(PROBLEM TO WORK ON)
Repeat the records below exactly, leaving out any pictures.

(Stored data)
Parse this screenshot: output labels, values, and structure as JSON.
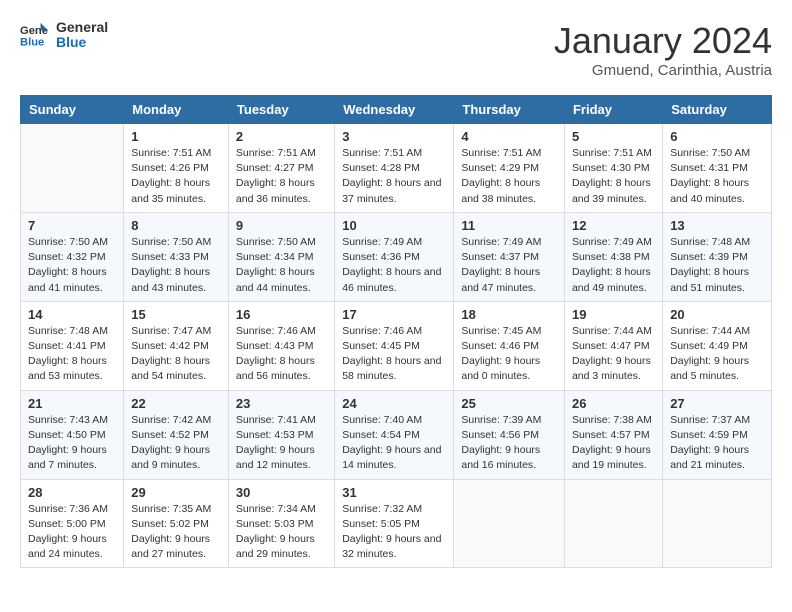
{
  "header": {
    "logo_general": "General",
    "logo_blue": "Blue",
    "month_title": "January 2024",
    "subtitle": "Gmuend, Carinthia, Austria"
  },
  "columns": [
    "Sunday",
    "Monday",
    "Tuesday",
    "Wednesday",
    "Thursday",
    "Friday",
    "Saturday"
  ],
  "weeks": [
    [
      {
        "day": "",
        "sunrise": "",
        "sunset": "",
        "daylight": ""
      },
      {
        "day": "1",
        "sunrise": "Sunrise: 7:51 AM",
        "sunset": "Sunset: 4:26 PM",
        "daylight": "Daylight: 8 hours and 35 minutes."
      },
      {
        "day": "2",
        "sunrise": "Sunrise: 7:51 AM",
        "sunset": "Sunset: 4:27 PM",
        "daylight": "Daylight: 8 hours and 36 minutes."
      },
      {
        "day": "3",
        "sunrise": "Sunrise: 7:51 AM",
        "sunset": "Sunset: 4:28 PM",
        "daylight": "Daylight: 8 hours and 37 minutes."
      },
      {
        "day": "4",
        "sunrise": "Sunrise: 7:51 AM",
        "sunset": "Sunset: 4:29 PM",
        "daylight": "Daylight: 8 hours and 38 minutes."
      },
      {
        "day": "5",
        "sunrise": "Sunrise: 7:51 AM",
        "sunset": "Sunset: 4:30 PM",
        "daylight": "Daylight: 8 hours and 39 minutes."
      },
      {
        "day": "6",
        "sunrise": "Sunrise: 7:50 AM",
        "sunset": "Sunset: 4:31 PM",
        "daylight": "Daylight: 8 hours and 40 minutes."
      }
    ],
    [
      {
        "day": "7",
        "sunrise": "Sunrise: 7:50 AM",
        "sunset": "Sunset: 4:32 PM",
        "daylight": "Daylight: 8 hours and 41 minutes."
      },
      {
        "day": "8",
        "sunrise": "Sunrise: 7:50 AM",
        "sunset": "Sunset: 4:33 PM",
        "daylight": "Daylight: 8 hours and 43 minutes."
      },
      {
        "day": "9",
        "sunrise": "Sunrise: 7:50 AM",
        "sunset": "Sunset: 4:34 PM",
        "daylight": "Daylight: 8 hours and 44 minutes."
      },
      {
        "day": "10",
        "sunrise": "Sunrise: 7:49 AM",
        "sunset": "Sunset: 4:36 PM",
        "daylight": "Daylight: 8 hours and 46 minutes."
      },
      {
        "day": "11",
        "sunrise": "Sunrise: 7:49 AM",
        "sunset": "Sunset: 4:37 PM",
        "daylight": "Daylight: 8 hours and 47 minutes."
      },
      {
        "day": "12",
        "sunrise": "Sunrise: 7:49 AM",
        "sunset": "Sunset: 4:38 PM",
        "daylight": "Daylight: 8 hours and 49 minutes."
      },
      {
        "day": "13",
        "sunrise": "Sunrise: 7:48 AM",
        "sunset": "Sunset: 4:39 PM",
        "daylight": "Daylight: 8 hours and 51 minutes."
      }
    ],
    [
      {
        "day": "14",
        "sunrise": "Sunrise: 7:48 AM",
        "sunset": "Sunset: 4:41 PM",
        "daylight": "Daylight: 8 hours and 53 minutes."
      },
      {
        "day": "15",
        "sunrise": "Sunrise: 7:47 AM",
        "sunset": "Sunset: 4:42 PM",
        "daylight": "Daylight: 8 hours and 54 minutes."
      },
      {
        "day": "16",
        "sunrise": "Sunrise: 7:46 AM",
        "sunset": "Sunset: 4:43 PM",
        "daylight": "Daylight: 8 hours and 56 minutes."
      },
      {
        "day": "17",
        "sunrise": "Sunrise: 7:46 AM",
        "sunset": "Sunset: 4:45 PM",
        "daylight": "Daylight: 8 hours and 58 minutes."
      },
      {
        "day": "18",
        "sunrise": "Sunrise: 7:45 AM",
        "sunset": "Sunset: 4:46 PM",
        "daylight": "Daylight: 9 hours and 0 minutes."
      },
      {
        "day": "19",
        "sunrise": "Sunrise: 7:44 AM",
        "sunset": "Sunset: 4:47 PM",
        "daylight": "Daylight: 9 hours and 3 minutes."
      },
      {
        "day": "20",
        "sunrise": "Sunrise: 7:44 AM",
        "sunset": "Sunset: 4:49 PM",
        "daylight": "Daylight: 9 hours and 5 minutes."
      }
    ],
    [
      {
        "day": "21",
        "sunrise": "Sunrise: 7:43 AM",
        "sunset": "Sunset: 4:50 PM",
        "daylight": "Daylight: 9 hours and 7 minutes."
      },
      {
        "day": "22",
        "sunrise": "Sunrise: 7:42 AM",
        "sunset": "Sunset: 4:52 PM",
        "daylight": "Daylight: 9 hours and 9 minutes."
      },
      {
        "day": "23",
        "sunrise": "Sunrise: 7:41 AM",
        "sunset": "Sunset: 4:53 PM",
        "daylight": "Daylight: 9 hours and 12 minutes."
      },
      {
        "day": "24",
        "sunrise": "Sunrise: 7:40 AM",
        "sunset": "Sunset: 4:54 PM",
        "daylight": "Daylight: 9 hours and 14 minutes."
      },
      {
        "day": "25",
        "sunrise": "Sunrise: 7:39 AM",
        "sunset": "Sunset: 4:56 PM",
        "daylight": "Daylight: 9 hours and 16 minutes."
      },
      {
        "day": "26",
        "sunrise": "Sunrise: 7:38 AM",
        "sunset": "Sunset: 4:57 PM",
        "daylight": "Daylight: 9 hours and 19 minutes."
      },
      {
        "day": "27",
        "sunrise": "Sunrise: 7:37 AM",
        "sunset": "Sunset: 4:59 PM",
        "daylight": "Daylight: 9 hours and 21 minutes."
      }
    ],
    [
      {
        "day": "28",
        "sunrise": "Sunrise: 7:36 AM",
        "sunset": "Sunset: 5:00 PM",
        "daylight": "Daylight: 9 hours and 24 minutes."
      },
      {
        "day": "29",
        "sunrise": "Sunrise: 7:35 AM",
        "sunset": "Sunset: 5:02 PM",
        "daylight": "Daylight: 9 hours and 27 minutes."
      },
      {
        "day": "30",
        "sunrise": "Sunrise: 7:34 AM",
        "sunset": "Sunset: 5:03 PM",
        "daylight": "Daylight: 9 hours and 29 minutes."
      },
      {
        "day": "31",
        "sunrise": "Sunrise: 7:32 AM",
        "sunset": "Sunset: 5:05 PM",
        "daylight": "Daylight: 9 hours and 32 minutes."
      },
      {
        "day": "",
        "sunrise": "",
        "sunset": "",
        "daylight": ""
      },
      {
        "day": "",
        "sunrise": "",
        "sunset": "",
        "daylight": ""
      },
      {
        "day": "",
        "sunrise": "",
        "sunset": "",
        "daylight": ""
      }
    ]
  ]
}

(FULL ANSWER)
Parse this screenshot: output labels, values, and structure as JSON.
{
  "header": {
    "logo_general": "General",
    "logo_blue": "Blue",
    "month_title": "January 2024",
    "subtitle": "Gmuend, Carinthia, Austria"
  },
  "columns": [
    "Sunday",
    "Monday",
    "Tuesday",
    "Wednesday",
    "Thursday",
    "Friday",
    "Saturday"
  ],
  "weeks": [
    [
      {
        "day": "",
        "sunrise": "",
        "sunset": "",
        "daylight": ""
      },
      {
        "day": "1",
        "sunrise": "Sunrise: 7:51 AM",
        "sunset": "Sunset: 4:26 PM",
        "daylight": "Daylight: 8 hours and 35 minutes."
      },
      {
        "day": "2",
        "sunrise": "Sunrise: 7:51 AM",
        "sunset": "Sunset: 4:27 PM",
        "daylight": "Daylight: 8 hours and 36 minutes."
      },
      {
        "day": "3",
        "sunrise": "Sunrise: 7:51 AM",
        "sunset": "Sunset: 4:28 PM",
        "daylight": "Daylight: 8 hours and 37 minutes."
      },
      {
        "day": "4",
        "sunrise": "Sunrise: 7:51 AM",
        "sunset": "Sunset: 4:29 PM",
        "daylight": "Daylight: 8 hours and 38 minutes."
      },
      {
        "day": "5",
        "sunrise": "Sunrise: 7:51 AM",
        "sunset": "Sunset: 4:30 PM",
        "daylight": "Daylight: 8 hours and 39 minutes."
      },
      {
        "day": "6",
        "sunrise": "Sunrise: 7:50 AM",
        "sunset": "Sunset: 4:31 PM",
        "daylight": "Daylight: 8 hours and 40 minutes."
      }
    ],
    [
      {
        "day": "7",
        "sunrise": "Sunrise: 7:50 AM",
        "sunset": "Sunset: 4:32 PM",
        "daylight": "Daylight: 8 hours and 41 minutes."
      },
      {
        "day": "8",
        "sunrise": "Sunrise: 7:50 AM",
        "sunset": "Sunset: 4:33 PM",
        "daylight": "Daylight: 8 hours and 43 minutes."
      },
      {
        "day": "9",
        "sunrise": "Sunrise: 7:50 AM",
        "sunset": "Sunset: 4:34 PM",
        "daylight": "Daylight: 8 hours and 44 minutes."
      },
      {
        "day": "10",
        "sunrise": "Sunrise: 7:49 AM",
        "sunset": "Sunset: 4:36 PM",
        "daylight": "Daylight: 8 hours and 46 minutes."
      },
      {
        "day": "11",
        "sunrise": "Sunrise: 7:49 AM",
        "sunset": "Sunset: 4:37 PM",
        "daylight": "Daylight: 8 hours and 47 minutes."
      },
      {
        "day": "12",
        "sunrise": "Sunrise: 7:49 AM",
        "sunset": "Sunset: 4:38 PM",
        "daylight": "Daylight: 8 hours and 49 minutes."
      },
      {
        "day": "13",
        "sunrise": "Sunrise: 7:48 AM",
        "sunset": "Sunset: 4:39 PM",
        "daylight": "Daylight: 8 hours and 51 minutes."
      }
    ],
    [
      {
        "day": "14",
        "sunrise": "Sunrise: 7:48 AM",
        "sunset": "Sunset: 4:41 PM",
        "daylight": "Daylight: 8 hours and 53 minutes."
      },
      {
        "day": "15",
        "sunrise": "Sunrise: 7:47 AM",
        "sunset": "Sunset: 4:42 PM",
        "daylight": "Daylight: 8 hours and 54 minutes."
      },
      {
        "day": "16",
        "sunrise": "Sunrise: 7:46 AM",
        "sunset": "Sunset: 4:43 PM",
        "daylight": "Daylight: 8 hours and 56 minutes."
      },
      {
        "day": "17",
        "sunrise": "Sunrise: 7:46 AM",
        "sunset": "Sunset: 4:45 PM",
        "daylight": "Daylight: 8 hours and 58 minutes."
      },
      {
        "day": "18",
        "sunrise": "Sunrise: 7:45 AM",
        "sunset": "Sunset: 4:46 PM",
        "daylight": "Daylight: 9 hours and 0 minutes."
      },
      {
        "day": "19",
        "sunrise": "Sunrise: 7:44 AM",
        "sunset": "Sunset: 4:47 PM",
        "daylight": "Daylight: 9 hours and 3 minutes."
      },
      {
        "day": "20",
        "sunrise": "Sunrise: 7:44 AM",
        "sunset": "Sunset: 4:49 PM",
        "daylight": "Daylight: 9 hours and 5 minutes."
      }
    ],
    [
      {
        "day": "21",
        "sunrise": "Sunrise: 7:43 AM",
        "sunset": "Sunset: 4:50 PM",
        "daylight": "Daylight: 9 hours and 7 minutes."
      },
      {
        "day": "22",
        "sunrise": "Sunrise: 7:42 AM",
        "sunset": "Sunset: 4:52 PM",
        "daylight": "Daylight: 9 hours and 9 minutes."
      },
      {
        "day": "23",
        "sunrise": "Sunrise: 7:41 AM",
        "sunset": "Sunset: 4:53 PM",
        "daylight": "Daylight: 9 hours and 12 minutes."
      },
      {
        "day": "24",
        "sunrise": "Sunrise: 7:40 AM",
        "sunset": "Sunset: 4:54 PM",
        "daylight": "Daylight: 9 hours and 14 minutes."
      },
      {
        "day": "25",
        "sunrise": "Sunrise: 7:39 AM",
        "sunset": "Sunset: 4:56 PM",
        "daylight": "Daylight: 9 hours and 16 minutes."
      },
      {
        "day": "26",
        "sunrise": "Sunrise: 7:38 AM",
        "sunset": "Sunset: 4:57 PM",
        "daylight": "Daylight: 9 hours and 19 minutes."
      },
      {
        "day": "27",
        "sunrise": "Sunrise: 7:37 AM",
        "sunset": "Sunset: 4:59 PM",
        "daylight": "Daylight: 9 hours and 21 minutes."
      }
    ],
    [
      {
        "day": "28",
        "sunrise": "Sunrise: 7:36 AM",
        "sunset": "Sunset: 5:00 PM",
        "daylight": "Daylight: 9 hours and 24 minutes."
      },
      {
        "day": "29",
        "sunrise": "Sunrise: 7:35 AM",
        "sunset": "Sunset: 5:02 PM",
        "daylight": "Daylight: 9 hours and 27 minutes."
      },
      {
        "day": "30",
        "sunrise": "Sunrise: 7:34 AM",
        "sunset": "Sunset: 5:03 PM",
        "daylight": "Daylight: 9 hours and 29 minutes."
      },
      {
        "day": "31",
        "sunrise": "Sunrise: 7:32 AM",
        "sunset": "Sunset: 5:05 PM",
        "daylight": "Daylight: 9 hours and 32 minutes."
      },
      {
        "day": "",
        "sunrise": "",
        "sunset": "",
        "daylight": ""
      },
      {
        "day": "",
        "sunrise": "",
        "sunset": "",
        "daylight": ""
      },
      {
        "day": "",
        "sunrise": "",
        "sunset": "",
        "daylight": ""
      }
    ]
  ]
}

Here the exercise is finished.